Data entries
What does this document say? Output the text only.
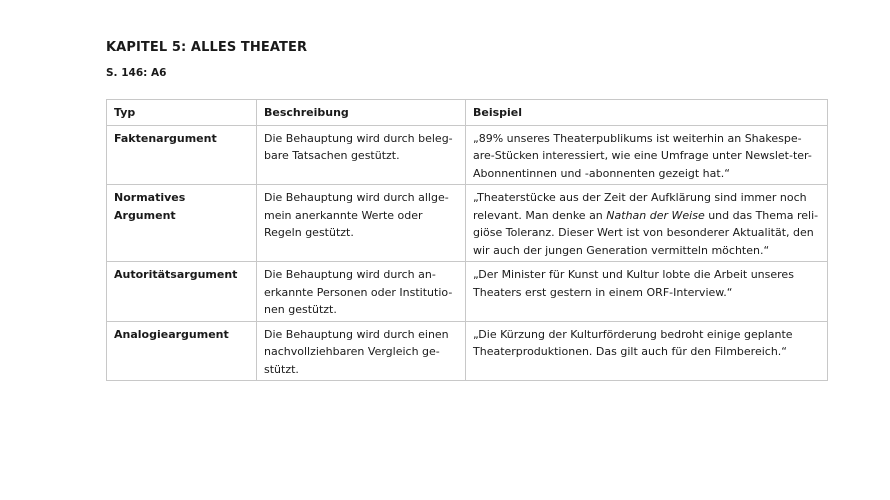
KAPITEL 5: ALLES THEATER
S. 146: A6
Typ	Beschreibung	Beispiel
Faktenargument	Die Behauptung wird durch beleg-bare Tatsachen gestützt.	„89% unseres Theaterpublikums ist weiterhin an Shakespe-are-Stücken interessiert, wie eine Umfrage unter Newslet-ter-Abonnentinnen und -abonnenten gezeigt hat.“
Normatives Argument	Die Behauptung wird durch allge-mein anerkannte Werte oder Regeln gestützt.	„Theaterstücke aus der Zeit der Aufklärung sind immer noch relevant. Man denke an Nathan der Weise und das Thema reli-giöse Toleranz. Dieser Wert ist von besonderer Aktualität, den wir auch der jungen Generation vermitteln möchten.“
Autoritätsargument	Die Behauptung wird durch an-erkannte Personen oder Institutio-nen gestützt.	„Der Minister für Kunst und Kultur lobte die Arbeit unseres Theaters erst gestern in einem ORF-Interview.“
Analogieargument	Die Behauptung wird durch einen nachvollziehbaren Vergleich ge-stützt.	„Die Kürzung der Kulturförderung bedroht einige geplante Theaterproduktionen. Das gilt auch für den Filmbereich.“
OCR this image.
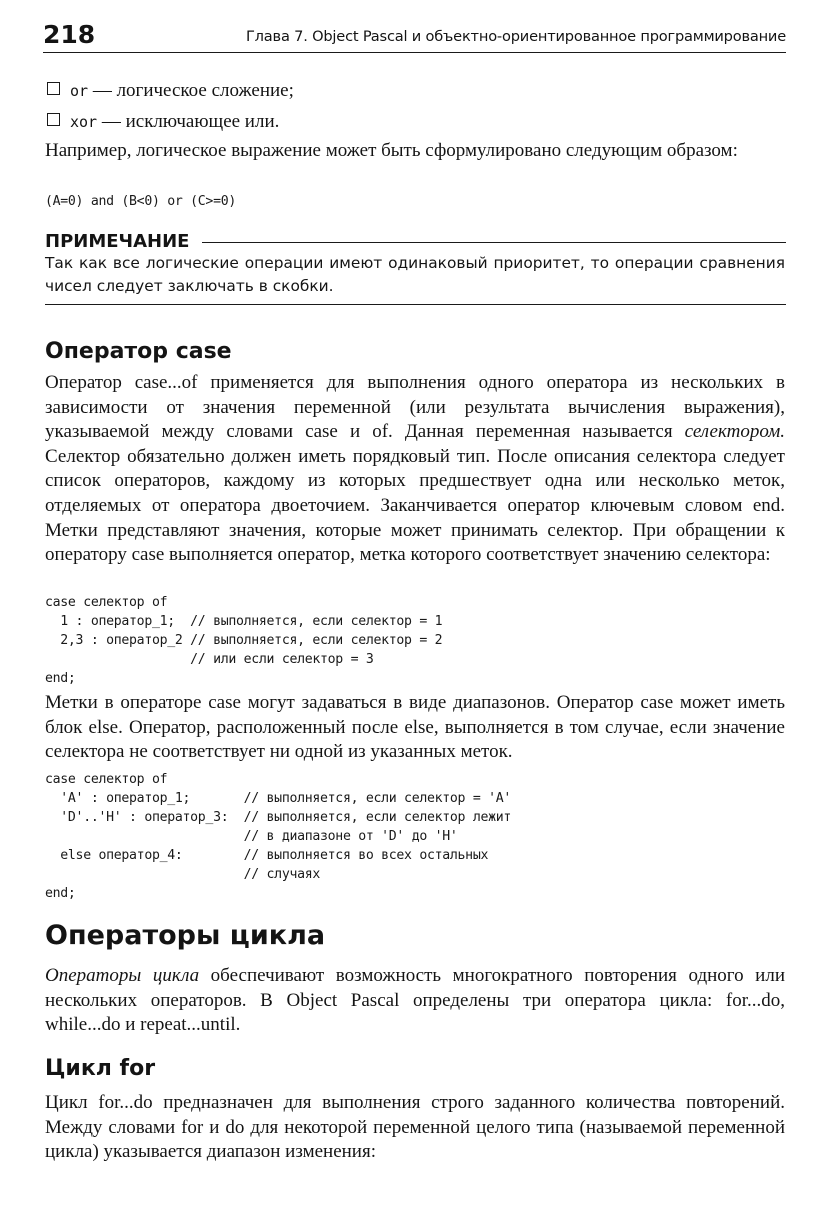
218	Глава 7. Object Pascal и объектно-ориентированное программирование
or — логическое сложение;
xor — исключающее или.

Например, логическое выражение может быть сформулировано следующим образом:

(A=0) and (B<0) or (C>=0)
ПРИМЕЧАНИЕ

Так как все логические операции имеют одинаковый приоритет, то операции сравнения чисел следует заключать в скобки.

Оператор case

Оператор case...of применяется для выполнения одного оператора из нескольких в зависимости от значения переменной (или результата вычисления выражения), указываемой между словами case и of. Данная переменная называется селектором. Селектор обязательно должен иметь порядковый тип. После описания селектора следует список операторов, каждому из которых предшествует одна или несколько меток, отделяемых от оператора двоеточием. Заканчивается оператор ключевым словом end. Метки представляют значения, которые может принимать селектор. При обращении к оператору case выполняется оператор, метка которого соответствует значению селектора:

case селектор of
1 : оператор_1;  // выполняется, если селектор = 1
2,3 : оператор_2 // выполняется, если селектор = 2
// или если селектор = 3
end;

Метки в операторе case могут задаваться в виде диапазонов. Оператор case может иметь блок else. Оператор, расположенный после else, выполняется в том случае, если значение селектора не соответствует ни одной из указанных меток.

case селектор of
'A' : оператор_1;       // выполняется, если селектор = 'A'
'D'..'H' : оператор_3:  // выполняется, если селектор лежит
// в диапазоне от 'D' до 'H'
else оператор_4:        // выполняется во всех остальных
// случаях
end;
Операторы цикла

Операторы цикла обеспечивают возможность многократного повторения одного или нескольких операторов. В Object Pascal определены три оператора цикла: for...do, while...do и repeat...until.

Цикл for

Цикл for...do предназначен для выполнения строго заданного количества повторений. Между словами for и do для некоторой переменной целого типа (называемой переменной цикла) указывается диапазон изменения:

Problem statement:
Report how many lines in this data include the string "цикла", and nothing else.

Exercise answer:
3